- **Task requirements**
Write out all the material exactly. Leave nothing out.
== Extracted data ==
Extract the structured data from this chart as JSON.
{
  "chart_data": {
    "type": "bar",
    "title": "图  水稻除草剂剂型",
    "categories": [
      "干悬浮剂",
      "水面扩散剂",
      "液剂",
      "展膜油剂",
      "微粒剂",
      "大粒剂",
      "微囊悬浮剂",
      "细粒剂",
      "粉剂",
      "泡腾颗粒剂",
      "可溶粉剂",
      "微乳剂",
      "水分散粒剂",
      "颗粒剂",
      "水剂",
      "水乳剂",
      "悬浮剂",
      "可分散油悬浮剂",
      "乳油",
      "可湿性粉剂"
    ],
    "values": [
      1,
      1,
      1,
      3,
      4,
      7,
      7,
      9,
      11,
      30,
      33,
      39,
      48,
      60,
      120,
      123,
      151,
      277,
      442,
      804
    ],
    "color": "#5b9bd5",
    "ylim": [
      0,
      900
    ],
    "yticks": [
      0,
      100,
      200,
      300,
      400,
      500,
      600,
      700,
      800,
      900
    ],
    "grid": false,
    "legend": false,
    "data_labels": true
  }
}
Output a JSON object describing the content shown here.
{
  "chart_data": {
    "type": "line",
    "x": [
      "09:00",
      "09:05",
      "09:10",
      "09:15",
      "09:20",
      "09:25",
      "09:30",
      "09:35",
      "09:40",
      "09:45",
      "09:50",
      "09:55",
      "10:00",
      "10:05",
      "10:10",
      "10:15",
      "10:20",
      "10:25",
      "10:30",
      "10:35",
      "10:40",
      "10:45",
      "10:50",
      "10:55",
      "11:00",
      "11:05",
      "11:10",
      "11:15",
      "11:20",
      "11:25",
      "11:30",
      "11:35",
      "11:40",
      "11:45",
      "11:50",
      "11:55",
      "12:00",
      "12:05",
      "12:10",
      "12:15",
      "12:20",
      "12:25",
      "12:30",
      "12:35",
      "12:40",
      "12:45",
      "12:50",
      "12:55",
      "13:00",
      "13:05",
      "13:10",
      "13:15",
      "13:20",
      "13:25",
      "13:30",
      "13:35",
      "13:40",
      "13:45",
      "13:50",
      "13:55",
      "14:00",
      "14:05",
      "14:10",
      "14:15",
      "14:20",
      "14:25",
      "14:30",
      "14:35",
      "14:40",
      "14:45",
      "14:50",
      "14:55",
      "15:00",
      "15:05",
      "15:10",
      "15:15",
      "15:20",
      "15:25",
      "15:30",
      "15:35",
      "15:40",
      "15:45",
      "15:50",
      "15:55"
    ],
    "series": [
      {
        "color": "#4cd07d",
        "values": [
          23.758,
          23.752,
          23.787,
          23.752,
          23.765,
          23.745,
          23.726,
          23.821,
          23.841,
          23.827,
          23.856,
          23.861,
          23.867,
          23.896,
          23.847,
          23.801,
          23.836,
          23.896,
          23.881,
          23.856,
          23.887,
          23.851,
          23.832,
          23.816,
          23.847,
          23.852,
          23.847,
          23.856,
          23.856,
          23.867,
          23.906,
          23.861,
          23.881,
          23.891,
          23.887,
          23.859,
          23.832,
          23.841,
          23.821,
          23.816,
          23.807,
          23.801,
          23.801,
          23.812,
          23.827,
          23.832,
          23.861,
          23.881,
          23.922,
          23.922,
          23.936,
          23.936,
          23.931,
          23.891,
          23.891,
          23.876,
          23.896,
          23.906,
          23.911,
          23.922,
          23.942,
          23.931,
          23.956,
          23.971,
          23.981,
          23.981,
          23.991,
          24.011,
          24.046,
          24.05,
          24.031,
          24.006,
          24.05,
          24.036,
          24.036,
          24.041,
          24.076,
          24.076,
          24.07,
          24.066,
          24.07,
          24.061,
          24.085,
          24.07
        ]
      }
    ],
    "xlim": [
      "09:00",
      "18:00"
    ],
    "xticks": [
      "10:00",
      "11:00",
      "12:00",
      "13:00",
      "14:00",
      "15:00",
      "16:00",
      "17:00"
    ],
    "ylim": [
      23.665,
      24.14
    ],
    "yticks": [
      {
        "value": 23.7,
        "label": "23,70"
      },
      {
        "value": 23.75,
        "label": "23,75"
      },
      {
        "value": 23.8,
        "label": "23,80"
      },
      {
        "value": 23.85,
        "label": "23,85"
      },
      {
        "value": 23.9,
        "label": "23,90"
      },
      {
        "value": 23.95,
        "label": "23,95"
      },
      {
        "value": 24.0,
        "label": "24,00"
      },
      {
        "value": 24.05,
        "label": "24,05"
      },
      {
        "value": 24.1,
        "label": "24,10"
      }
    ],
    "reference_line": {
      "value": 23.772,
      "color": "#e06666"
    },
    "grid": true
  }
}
===
- **Output of the task**
Extract the structured data from this chart as JSON.
{
  "chart_data": {
    "type": "bar",
    "title": "图  水稻除草剂剂型",
    "categories": [
      "干悬浮剂",
      "水面扩散剂",
      "液剂",
      "展膜油剂",
      "微粒剂",
      "大粒剂",
      "微囊悬浮剂",
      "细粒剂",
      "粉剂",
      "泡腾颗粒剂",
      "可溶粉剂",
      "微乳剂",
      "水分散粒剂",
      "颗粒剂",
      "水剂",
      "水乳剂",
      "悬浮剂",
      "可分散油悬浮剂",
      "乳油",
      "可湿性粉剂"
    ],
    "values": [
      1,
      1,
      1,
      3,
      4,
      7,
      7,
      9,
      11,
      30,
      33,
      39,
      48,
      60,
      120,
      123,
      151,
      277,
      442,
      804
    ],
    "color": "#5b9bd5",
    "ylim": [
      0,
      900
    ],
    "yticks": [
      0,
      100,
      200,
      300,
      400,
      500,
      600,
      700,
      800,
      900
    ],
    "grid": false,
    "legend": false,
    "data_labels": true
  }
}
Output a JSON object describing the content shown here.
{
  "chart_data": {
    "type": "line",
    "x": [
      "09:00",
      "09:05",
      "09:10",
      "09:15",
      "09:20",
      "09:25",
      "09:30",
      "09:35",
      "09:40",
      "09:45",
      "09:50",
      "09:55",
      "10:00",
      "10:05",
      "10:10",
      "10:15",
      "10:20",
      "10:25",
      "10:30",
      "10:35",
      "10:40",
      "10:45",
      "10:50",
      "10:55",
      "11:00",
      "11:05",
      "11:10",
      "11:15",
      "11:20",
      "11:25",
      "11:30",
      "11:35",
      "11:40",
      "11:45",
      "11:50",
      "11:55",
      "12:00",
      "12:05",
      "12:10",
      "12:15",
      "12:20",
      "12:25",
      "12:30",
      "12:35",
      "12:40",
      "12:45",
      "12:50",
      "12:55",
      "13:00",
      "13:05",
      "13:10",
      "13:15",
      "13:20",
      "13:25",
      "13:30",
      "13:35",
      "13:40",
      "13:45",
      "13:50",
      "13:55",
      "14:00",
      "14:05",
      "14:10",
      "14:15",
      "14:20",
      "14:25",
      "14:30",
      "14:35",
      "14:40",
      "14:45",
      "14:50",
      "14:55",
      "15:00",
      "15:05",
      "15:10",
      "15:15",
      "15:20",
      "15:25",
      "15:30",
      "15:35",
      "15:40",
      "15:45",
      "15:50",
      "15:55"
    ],
    "series": [
      {
        "color": "#4cd07d",
        "values": [
          23.758,
          23.752,
          23.787,
          23.752,
          23.765,
          23.745,
          23.726,
          23.821,
          23.841,
          23.827,
          23.856,
          23.861,
          23.867,
          23.896,
          23.847,
          23.801,
          23.836,
          23.896,
          23.881,
          23.856,
          23.887,
          23.851,
          23.832,
          23.816,
          23.847,
          23.852,
          23.847,
          23.856,
          23.856,
          23.867,
          23.906,
          23.861,
          23.881,
          23.891,
          23.887,
          23.859,
          23.832,
          23.841,
          23.821,
          23.816,
          23.807,
          23.801,
          23.801,
          23.812,
          23.827,
          23.832,
          23.861,
          23.881,
          23.922,
          23.922,
          23.936,
          23.936,
          23.931,
          23.891,
          23.891,
          23.876,
          23.896,
          23.906,
          23.911,
          23.922,
          23.942,
          23.931,
          23.956,
          23.971,
          23.981,
          23.981,
          23.991,
          24.011,
          24.046,
          24.05,
          24.031,
          24.006,
          24.05,
          24.036,
          24.036,
          24.041,
          24.076,
          24.076,
          24.07,
          24.066,
          24.07,
          24.061,
          24.085,
          24.07
        ]
      }
    ],
    "xlim": [
      "09:00",
      "18:00"
    ],
    "xticks": [
      "10:00",
      "11:00",
      "12:00",
      "13:00",
      "14:00",
      "15:00",
      "16:00",
      "17:00"
    ],
    "ylim": [
      23.665,
      24.14
    ],
    "yticks": [
      {
        "value": 23.7,
        "label": "23,70"
      },
      {
        "value": 23.75,
        "label": "23,75"
      },
      {
        "value": 23.8,
        "label": "23,80"
      },
      {
        "value": 23.85,
        "label": "23,85"
      },
      {
        "value": 23.9,
        "label": "23,90"
      },
      {
        "value": 23.95,
        "label": "23,95"
      },
      {
        "value": 24.0,
        "label": "24,00"
      },
      {
        "value": 24.05,
        "label": "24,05"
      },
      {
        "value": 24.1,
        "label": "24,10"
      }
    ],
    "reference_line": {
      "value": 23.772,
      "color": "#e06666"
    },
    "grid": true
  }
}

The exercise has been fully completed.